- WRITTEN EXERCISE -
Review the lines that follow and copy each one that contains the word "plain".

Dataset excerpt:

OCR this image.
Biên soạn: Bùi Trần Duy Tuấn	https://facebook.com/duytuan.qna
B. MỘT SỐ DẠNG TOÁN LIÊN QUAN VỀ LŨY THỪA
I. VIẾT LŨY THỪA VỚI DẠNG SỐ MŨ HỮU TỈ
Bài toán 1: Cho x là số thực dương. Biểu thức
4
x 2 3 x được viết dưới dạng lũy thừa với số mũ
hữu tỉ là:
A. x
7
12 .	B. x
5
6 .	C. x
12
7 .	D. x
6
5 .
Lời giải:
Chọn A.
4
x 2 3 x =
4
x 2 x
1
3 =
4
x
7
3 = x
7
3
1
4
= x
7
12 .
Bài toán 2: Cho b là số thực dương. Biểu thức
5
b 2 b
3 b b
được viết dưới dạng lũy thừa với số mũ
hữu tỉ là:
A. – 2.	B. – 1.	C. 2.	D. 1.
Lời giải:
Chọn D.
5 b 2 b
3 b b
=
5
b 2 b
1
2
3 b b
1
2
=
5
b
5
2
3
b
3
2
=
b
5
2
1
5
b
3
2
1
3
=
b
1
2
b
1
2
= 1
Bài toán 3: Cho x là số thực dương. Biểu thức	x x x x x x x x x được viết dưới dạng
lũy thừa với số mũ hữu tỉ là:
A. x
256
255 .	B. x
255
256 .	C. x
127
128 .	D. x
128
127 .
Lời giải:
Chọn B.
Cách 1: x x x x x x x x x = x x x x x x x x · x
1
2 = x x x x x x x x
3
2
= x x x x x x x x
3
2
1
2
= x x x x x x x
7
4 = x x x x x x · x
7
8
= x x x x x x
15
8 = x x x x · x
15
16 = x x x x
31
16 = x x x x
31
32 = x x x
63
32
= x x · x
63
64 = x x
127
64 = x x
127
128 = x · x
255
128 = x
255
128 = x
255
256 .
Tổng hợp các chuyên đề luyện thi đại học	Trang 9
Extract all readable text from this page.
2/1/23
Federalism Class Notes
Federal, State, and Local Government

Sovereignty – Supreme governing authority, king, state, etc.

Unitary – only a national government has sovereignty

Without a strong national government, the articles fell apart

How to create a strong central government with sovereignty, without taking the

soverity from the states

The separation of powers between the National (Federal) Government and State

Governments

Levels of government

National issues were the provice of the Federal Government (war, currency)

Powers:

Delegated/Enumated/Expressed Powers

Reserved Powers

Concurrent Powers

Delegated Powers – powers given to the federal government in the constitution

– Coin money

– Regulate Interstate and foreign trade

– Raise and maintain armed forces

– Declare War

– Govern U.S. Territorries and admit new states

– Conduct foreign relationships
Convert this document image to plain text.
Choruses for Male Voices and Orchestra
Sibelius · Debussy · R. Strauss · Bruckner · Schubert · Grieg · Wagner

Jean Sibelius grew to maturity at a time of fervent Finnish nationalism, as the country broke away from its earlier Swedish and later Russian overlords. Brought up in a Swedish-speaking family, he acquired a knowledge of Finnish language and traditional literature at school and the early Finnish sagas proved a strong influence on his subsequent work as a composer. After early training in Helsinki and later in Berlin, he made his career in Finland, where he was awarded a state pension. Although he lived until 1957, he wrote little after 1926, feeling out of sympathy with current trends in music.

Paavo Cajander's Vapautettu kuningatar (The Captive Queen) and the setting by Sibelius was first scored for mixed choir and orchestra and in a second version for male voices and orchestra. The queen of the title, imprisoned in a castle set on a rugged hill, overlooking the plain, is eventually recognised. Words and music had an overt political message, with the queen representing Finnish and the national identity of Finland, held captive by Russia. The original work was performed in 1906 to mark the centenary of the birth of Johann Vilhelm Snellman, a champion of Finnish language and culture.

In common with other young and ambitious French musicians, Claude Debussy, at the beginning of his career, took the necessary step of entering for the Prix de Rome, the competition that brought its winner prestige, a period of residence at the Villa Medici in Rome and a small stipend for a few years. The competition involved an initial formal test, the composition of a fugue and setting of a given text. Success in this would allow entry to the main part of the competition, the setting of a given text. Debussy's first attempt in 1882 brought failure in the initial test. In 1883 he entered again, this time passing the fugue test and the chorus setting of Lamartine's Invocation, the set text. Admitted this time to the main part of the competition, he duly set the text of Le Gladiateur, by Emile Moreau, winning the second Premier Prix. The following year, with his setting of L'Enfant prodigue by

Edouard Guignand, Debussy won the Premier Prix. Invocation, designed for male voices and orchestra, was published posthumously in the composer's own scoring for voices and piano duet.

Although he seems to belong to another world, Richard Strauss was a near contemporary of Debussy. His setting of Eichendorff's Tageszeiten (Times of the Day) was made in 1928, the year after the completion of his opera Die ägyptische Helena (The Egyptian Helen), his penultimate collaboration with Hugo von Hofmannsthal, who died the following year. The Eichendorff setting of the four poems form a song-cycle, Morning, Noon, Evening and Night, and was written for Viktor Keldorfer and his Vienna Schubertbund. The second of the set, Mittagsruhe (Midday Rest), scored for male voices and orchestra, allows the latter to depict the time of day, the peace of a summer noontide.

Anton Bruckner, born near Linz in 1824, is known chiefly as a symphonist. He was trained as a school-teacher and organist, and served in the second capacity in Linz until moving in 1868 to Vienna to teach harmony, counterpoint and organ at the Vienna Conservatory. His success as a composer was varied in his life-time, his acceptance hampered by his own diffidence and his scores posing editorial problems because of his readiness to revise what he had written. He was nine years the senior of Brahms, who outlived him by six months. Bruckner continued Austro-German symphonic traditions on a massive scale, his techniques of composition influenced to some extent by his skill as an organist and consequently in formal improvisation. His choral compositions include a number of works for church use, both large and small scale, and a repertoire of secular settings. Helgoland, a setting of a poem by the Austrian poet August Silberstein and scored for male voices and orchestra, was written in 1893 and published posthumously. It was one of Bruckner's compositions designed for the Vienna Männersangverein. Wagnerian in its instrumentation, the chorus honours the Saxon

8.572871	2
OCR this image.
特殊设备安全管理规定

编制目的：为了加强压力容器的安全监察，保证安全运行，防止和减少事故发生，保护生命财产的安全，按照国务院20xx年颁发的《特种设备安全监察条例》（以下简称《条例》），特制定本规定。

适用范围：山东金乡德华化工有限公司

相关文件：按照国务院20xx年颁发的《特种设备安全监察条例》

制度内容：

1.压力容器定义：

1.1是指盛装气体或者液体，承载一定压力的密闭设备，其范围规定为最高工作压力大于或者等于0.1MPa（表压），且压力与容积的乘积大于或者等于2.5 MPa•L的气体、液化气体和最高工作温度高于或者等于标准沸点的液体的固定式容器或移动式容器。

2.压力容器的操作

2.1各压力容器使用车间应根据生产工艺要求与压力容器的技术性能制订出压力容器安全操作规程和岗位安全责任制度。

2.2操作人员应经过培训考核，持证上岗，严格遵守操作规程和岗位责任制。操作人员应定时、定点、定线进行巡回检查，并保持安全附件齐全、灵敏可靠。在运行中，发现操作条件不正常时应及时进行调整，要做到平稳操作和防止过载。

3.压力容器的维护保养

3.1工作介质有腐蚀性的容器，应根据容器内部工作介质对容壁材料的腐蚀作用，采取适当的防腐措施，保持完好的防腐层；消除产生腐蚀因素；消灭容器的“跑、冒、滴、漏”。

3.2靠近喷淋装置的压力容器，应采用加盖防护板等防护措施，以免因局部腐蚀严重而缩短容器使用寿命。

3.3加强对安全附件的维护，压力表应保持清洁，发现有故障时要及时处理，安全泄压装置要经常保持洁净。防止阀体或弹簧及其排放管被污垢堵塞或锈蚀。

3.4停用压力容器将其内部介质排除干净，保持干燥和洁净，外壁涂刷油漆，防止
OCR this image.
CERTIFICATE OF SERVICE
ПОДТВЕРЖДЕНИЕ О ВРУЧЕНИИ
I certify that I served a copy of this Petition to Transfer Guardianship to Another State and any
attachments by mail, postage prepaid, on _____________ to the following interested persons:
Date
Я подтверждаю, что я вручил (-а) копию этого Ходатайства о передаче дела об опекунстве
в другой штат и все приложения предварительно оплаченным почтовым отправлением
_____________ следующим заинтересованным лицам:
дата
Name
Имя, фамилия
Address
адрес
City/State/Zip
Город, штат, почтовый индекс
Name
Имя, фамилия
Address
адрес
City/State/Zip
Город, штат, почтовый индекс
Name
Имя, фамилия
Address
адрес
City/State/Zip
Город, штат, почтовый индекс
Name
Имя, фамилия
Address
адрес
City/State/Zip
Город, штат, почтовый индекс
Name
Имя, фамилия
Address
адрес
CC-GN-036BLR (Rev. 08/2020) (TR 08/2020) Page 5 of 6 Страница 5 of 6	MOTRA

- REPLY -
Convert this document image to plain text.
Paavo Cajander's Vapautettu kuningatar (The Captive Queen) and the setting by Sibelius was first scored for mixed choir and orchestra and in a second version for male voices and orchestra. The queen of the title, imprisoned in a castle set on a rugged hill, overlooking the plain, is eventually recognised. Words and music had an overt political message, with the queen representing Finnish and the national identity of Finland, held captive by Russia. The original work was performed in 1906 to mark the centenary of the birth of Johann Vilhelm Snellman, a champion of Finnish language and culture.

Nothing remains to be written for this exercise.